__The task__:
Reproduce the listing below, switching each occurrence of "Traditional Portfolio" to "Conventional Portfolio" and leaving everything else as it is.

__Task inputs__:
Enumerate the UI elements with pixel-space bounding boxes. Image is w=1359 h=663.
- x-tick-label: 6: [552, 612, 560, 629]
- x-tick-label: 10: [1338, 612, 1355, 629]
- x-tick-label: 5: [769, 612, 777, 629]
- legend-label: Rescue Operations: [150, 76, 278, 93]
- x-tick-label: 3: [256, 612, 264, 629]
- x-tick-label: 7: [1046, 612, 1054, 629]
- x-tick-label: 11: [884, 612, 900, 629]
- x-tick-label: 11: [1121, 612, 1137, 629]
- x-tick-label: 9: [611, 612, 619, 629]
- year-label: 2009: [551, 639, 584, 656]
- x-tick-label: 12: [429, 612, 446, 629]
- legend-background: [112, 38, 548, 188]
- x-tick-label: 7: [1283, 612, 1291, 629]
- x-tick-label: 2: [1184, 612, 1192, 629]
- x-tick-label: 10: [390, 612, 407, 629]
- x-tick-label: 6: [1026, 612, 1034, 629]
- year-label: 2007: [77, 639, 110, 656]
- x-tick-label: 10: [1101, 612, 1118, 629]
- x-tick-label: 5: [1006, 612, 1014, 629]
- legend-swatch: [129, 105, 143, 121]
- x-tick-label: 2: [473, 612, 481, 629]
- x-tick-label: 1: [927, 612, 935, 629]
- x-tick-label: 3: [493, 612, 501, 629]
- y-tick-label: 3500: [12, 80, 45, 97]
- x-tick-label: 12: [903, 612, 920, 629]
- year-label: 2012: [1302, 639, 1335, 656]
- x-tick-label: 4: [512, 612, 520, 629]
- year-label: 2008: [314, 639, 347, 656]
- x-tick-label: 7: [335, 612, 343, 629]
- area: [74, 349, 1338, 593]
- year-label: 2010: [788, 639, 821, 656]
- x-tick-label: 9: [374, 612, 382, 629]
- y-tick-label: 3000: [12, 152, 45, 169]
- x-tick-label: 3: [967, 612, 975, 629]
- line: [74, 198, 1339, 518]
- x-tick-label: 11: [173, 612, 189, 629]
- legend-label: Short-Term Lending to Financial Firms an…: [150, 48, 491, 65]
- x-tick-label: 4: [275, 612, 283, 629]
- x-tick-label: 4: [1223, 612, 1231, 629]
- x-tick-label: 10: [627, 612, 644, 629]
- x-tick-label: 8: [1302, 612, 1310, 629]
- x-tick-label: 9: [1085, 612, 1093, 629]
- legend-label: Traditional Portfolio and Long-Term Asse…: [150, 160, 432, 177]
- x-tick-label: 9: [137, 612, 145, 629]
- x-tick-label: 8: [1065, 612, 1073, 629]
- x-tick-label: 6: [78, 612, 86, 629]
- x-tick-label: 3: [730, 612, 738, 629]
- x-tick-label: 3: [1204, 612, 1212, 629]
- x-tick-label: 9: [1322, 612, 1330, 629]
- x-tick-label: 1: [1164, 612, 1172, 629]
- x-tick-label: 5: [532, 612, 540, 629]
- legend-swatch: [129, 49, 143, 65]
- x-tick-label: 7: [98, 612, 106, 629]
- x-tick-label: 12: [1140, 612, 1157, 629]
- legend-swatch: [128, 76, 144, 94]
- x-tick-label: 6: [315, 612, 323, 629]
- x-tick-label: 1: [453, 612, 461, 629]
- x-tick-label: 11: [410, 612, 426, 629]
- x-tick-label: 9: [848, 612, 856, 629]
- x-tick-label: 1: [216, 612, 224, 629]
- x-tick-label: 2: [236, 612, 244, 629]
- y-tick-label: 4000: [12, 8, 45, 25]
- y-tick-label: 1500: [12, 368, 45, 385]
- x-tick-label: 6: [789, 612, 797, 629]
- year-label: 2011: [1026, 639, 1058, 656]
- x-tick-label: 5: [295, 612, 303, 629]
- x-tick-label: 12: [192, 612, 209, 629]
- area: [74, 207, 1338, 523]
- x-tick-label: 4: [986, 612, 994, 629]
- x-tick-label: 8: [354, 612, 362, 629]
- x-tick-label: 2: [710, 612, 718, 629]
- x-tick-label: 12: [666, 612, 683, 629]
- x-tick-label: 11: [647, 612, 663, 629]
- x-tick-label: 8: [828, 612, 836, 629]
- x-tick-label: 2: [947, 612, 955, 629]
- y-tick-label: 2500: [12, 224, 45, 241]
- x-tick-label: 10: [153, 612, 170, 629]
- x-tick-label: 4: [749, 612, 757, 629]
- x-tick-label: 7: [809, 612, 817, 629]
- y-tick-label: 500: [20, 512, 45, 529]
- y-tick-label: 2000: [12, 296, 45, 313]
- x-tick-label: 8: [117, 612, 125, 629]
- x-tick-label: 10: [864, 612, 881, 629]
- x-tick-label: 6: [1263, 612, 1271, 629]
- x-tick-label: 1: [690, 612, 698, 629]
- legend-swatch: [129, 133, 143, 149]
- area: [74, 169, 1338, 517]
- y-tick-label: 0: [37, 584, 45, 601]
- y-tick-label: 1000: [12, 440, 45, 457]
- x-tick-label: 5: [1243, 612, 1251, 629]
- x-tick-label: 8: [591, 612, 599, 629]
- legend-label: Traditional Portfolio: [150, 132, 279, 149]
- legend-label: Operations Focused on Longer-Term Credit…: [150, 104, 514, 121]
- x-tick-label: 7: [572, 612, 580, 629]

__Reply to the exercise__:
Enumerate the UI elements with pixel-space bounding boxes. Image is w=1359 h=663.
- x-tick-label: 6: [552, 612, 560, 629]
- x-tick-label: 10: [1338, 612, 1355, 629]
- x-tick-label: 5: [769, 612, 777, 629]
- legend-label: Rescue Operations: [150, 76, 278, 93]
- x-tick-label: 3: [256, 612, 264, 629]
- x-tick-label: 7: [1046, 612, 1054, 629]
- x-tick-label: 11: [884, 612, 900, 629]
- x-tick-label: 11: [1121, 612, 1137, 629]
- x-tick-label: 9: [611, 612, 619, 629]
- year-label: 2009: [551, 639, 584, 656]
- x-tick-label: 12: [429, 612, 446, 629]
- legend-background: [112, 38, 548, 188]
- x-tick-label: 7: [1283, 612, 1291, 629]
- x-tick-label: 2: [1184, 612, 1192, 629]
- x-tick-label: 10: [390, 612, 407, 629]
- x-tick-label: 6: [1026, 612, 1034, 629]
- year-label: 2007: [77, 639, 110, 656]
- x-tick-label: 10: [1101, 612, 1118, 629]
- x-tick-label: 5: [1006, 612, 1014, 629]
- legend-swatch: [129, 105, 143, 121]
- x-tick-label: 2: [473, 612, 481, 629]
- x-tick-label: 1: [927, 612, 935, 629]
- x-tick-label: 3: [493, 612, 501, 629]
- y-tick-label: 3500: [12, 80, 45, 97]
- x-tick-label: 12: [903, 612, 920, 629]
- year-label: 2012: [1302, 639, 1335, 656]
- x-tick-label: 4: [512, 612, 520, 629]
- year-label: 2008: [314, 639, 347, 656]
- x-tick-label: 7: [335, 612, 343, 629]
- area: [74, 349, 1338, 593]
- year-label: 2010: [788, 639, 821, 656]
- x-tick-label: 9: [374, 612, 382, 629]
- y-tick-label: 3000: [12, 152, 45, 169]
- x-tick-label: 3: [967, 612, 975, 629]
- line: [74, 198, 1339, 518]
- x-tick-label: 11: [173, 612, 189, 629]
- legend-label: Short-Term Lending to Financial Firms an…: [150, 48, 491, 65]
- x-tick-label: 4: [275, 612, 283, 629]
- x-tick-label: 4: [1223, 612, 1231, 629]
- x-tick-label: 10: [627, 612, 644, 629]
- x-tick-label: 8: [1302, 612, 1310, 629]
- x-tick-label: 9: [1085, 612, 1093, 629]
- legend-label: Conventional Portfolio and Long-Term Asse…: [150, 160, 432, 177]
- x-tick-label: 9: [137, 612, 145, 629]
- x-tick-label: 8: [1065, 612, 1073, 629]
- x-tick-label: 6: [78, 612, 86, 629]
- x-tick-label: 3: [730, 612, 738, 629]
- x-tick-label: 3: [1204, 612, 1212, 629]
- x-tick-label: 9: [1322, 612, 1330, 629]
- x-tick-label: 1: [1164, 612, 1172, 629]
- x-tick-label: 5: [532, 612, 540, 629]
- legend-swatch: [129, 49, 143, 65]
- x-tick-label: 7: [98, 612, 106, 629]
- x-tick-label: 12: [1140, 612, 1157, 629]
- legend-swatch: [128, 76, 144, 94]
- x-tick-label: 6: [315, 612, 323, 629]
- x-tick-label: 1: [453, 612, 461, 629]
- x-tick-label: 11: [410, 612, 426, 629]
- x-tick-label: 9: [848, 612, 856, 629]
- x-tick-label: 1: [216, 612, 224, 629]
- x-tick-label: 2: [236, 612, 244, 629]
- y-tick-label: 4000: [12, 8, 45, 25]
- y-tick-label: 1500: [12, 368, 45, 385]
- x-tick-label: 6: [789, 612, 797, 629]
- year-label: 2011: [1026, 639, 1058, 656]
- x-tick-label: 5: [295, 612, 303, 629]
- x-tick-label: 12: [192, 612, 209, 629]
- area: [74, 207, 1338, 523]
- x-tick-label: 4: [986, 612, 994, 629]
- x-tick-label: 8: [354, 612, 362, 629]
- x-tick-label: 2: [710, 612, 718, 629]
- x-tick-label: 12: [666, 612, 683, 629]
- x-tick-label: 11: [647, 612, 663, 629]
- x-tick-label: 8: [828, 612, 836, 629]
- x-tick-label: 2: [947, 612, 955, 629]
- y-tick-label: 2500: [12, 224, 45, 241]
- x-tick-label: 10: [153, 612, 170, 629]
- x-tick-label: 4: [749, 612, 757, 629]
- x-tick-label: 7: [809, 612, 817, 629]
- y-tick-label: 500: [20, 512, 45, 529]
- y-tick-label: 2000: [12, 296, 45, 313]
- x-tick-label: 8: [117, 612, 125, 629]
- x-tick-label: 10: [864, 612, 881, 629]
- x-tick-label: 6: [1263, 612, 1271, 629]
- x-tick-label: 1: [690, 612, 698, 629]
- legend-swatch: [129, 133, 143, 149]
- area: [74, 169, 1338, 517]
- y-tick-label: 0: [37, 584, 45, 601]
- y-tick-label: 1000: [12, 440, 45, 457]
- x-tick-label: 5: [1243, 612, 1251, 629]
- x-tick-label: 8: [591, 612, 599, 629]
- legend-label: Conventional Portfolio: [150, 132, 279, 149]
- legend-label: Operations Focused on Longer-Term Credit…: [150, 104, 514, 121]
- x-tick-label: 7: [572, 612, 580, 629]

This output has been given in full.